Textabschnitt:
"""
Aufgrund eben beschriebener Unterschiede beziehen sich die folgenden Aussagen also auf den westlichen Kulturkreis, speziell Deutschland, wobei sich auch hier, je nach Kontext, gegensätzliche Empfindungen ergeben: Im Leistungskontext wird rot als hemmend und leistungsschwächend empfunden – vermutlich begründet durch die Tatsache, dass im schulischen Rahmen Fehler zumeist rot markiert werden und auch sonst Verbotsschilder rot sind. Im zwischenmenschlichen Kontakt kann Rot allerdings als attraktivitätssteigernd und in Wettkampfsituationen aufgrund des Eindrucks von Dominanz leistungsfördernd wirken (Felser, 2015, S. 339-341). Im Allgemeinen werden Rot zumeist starke, sowohl positive als auch negative Emotionen wie Wut, Zorn oder Liebe und auch eine verführerische, gefährliche, starke oder aktive Wirkung zugesprochen (Breiner, 2019, S. 92). Gerade letzteres gilt als durchaus marketingrelevant und ist neben der Auffälligkeit der Farbe auch der Grund für die roten Angebotsschilder. Darüber hinaus wurde beispielsweise untersucht, dass die Farbe Rot das Ausgeben von mehr Trinkgeld stimuliert. Auch Casinos wollen sich diese aktivitätssteigernde Wirkung durch ihr häufig rotes Interieur zu Nutze machen (Felser, 2015, S. 343).
"""
Gespeicherte Daten:
"""
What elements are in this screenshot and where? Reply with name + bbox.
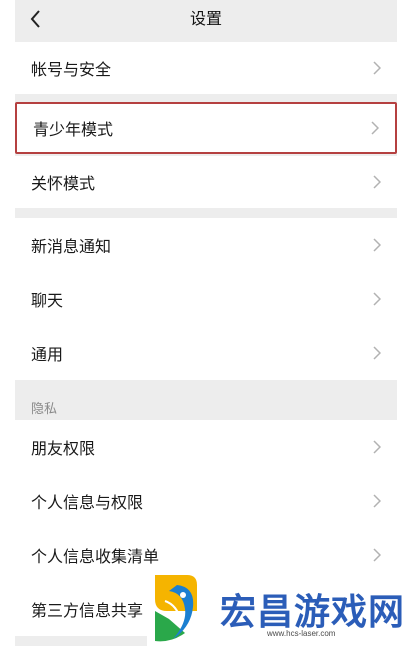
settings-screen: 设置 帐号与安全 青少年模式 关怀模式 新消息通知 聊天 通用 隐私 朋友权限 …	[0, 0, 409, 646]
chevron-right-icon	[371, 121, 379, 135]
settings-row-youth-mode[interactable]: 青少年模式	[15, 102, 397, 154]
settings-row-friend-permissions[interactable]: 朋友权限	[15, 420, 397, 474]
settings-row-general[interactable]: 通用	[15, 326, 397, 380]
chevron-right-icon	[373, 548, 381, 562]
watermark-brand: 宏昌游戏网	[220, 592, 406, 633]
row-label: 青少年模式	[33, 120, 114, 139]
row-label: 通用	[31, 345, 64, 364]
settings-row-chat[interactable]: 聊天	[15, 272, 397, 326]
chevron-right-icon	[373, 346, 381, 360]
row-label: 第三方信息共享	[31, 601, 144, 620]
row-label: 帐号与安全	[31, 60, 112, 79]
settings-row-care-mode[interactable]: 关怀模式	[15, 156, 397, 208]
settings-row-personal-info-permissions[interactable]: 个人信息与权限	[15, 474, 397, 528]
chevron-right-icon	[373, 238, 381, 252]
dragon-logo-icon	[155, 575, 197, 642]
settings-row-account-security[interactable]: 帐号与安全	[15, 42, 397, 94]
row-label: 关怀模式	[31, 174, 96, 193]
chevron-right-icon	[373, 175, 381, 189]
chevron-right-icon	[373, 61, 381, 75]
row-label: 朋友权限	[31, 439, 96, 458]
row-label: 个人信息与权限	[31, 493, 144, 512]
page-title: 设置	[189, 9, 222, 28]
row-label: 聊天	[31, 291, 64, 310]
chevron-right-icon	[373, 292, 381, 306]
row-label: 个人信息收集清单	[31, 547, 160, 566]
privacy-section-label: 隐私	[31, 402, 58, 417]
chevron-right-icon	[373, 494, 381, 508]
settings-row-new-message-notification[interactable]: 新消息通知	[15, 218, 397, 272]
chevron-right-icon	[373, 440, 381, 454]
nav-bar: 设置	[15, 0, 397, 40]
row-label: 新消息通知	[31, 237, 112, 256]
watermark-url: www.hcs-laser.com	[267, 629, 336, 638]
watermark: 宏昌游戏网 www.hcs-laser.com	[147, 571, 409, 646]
"""
Aufgaben:
[1] Welche Einrichtungen versuchen laut dem Textabschnitt über die Farbe Rot, sich deren aktivitätssteigernde Wirkung durch ein häufig rotes Interieur zunutze zu machen?
[2] Schreibe eine Fortsetzung des Textabschnitts über die Farbe Rot, die an seinen letzten Satz anschließt.

Antworten:
[1] Casinos.

[2]
Es lässt sich zusammenfassend also sagen, dass Farben im Marketing eine durchaus übergeordnete Rolle spielen. Unternehmen sollten diese deshalb gezielt einsetzen, dabei kulturelle und persönliche Unterschiede in der Farbwirkung allerdings keinesfalls vernachlässigen. Aufgrund seiner Auffälligkeit und aktivierenden Wirkung eignet sich die Farbe Rot gut als Werbefarbe, muss aber genau zum Kontext passen, da sie sonst schnell als zu aufdringlich oder abschreckend empfunden werden kann.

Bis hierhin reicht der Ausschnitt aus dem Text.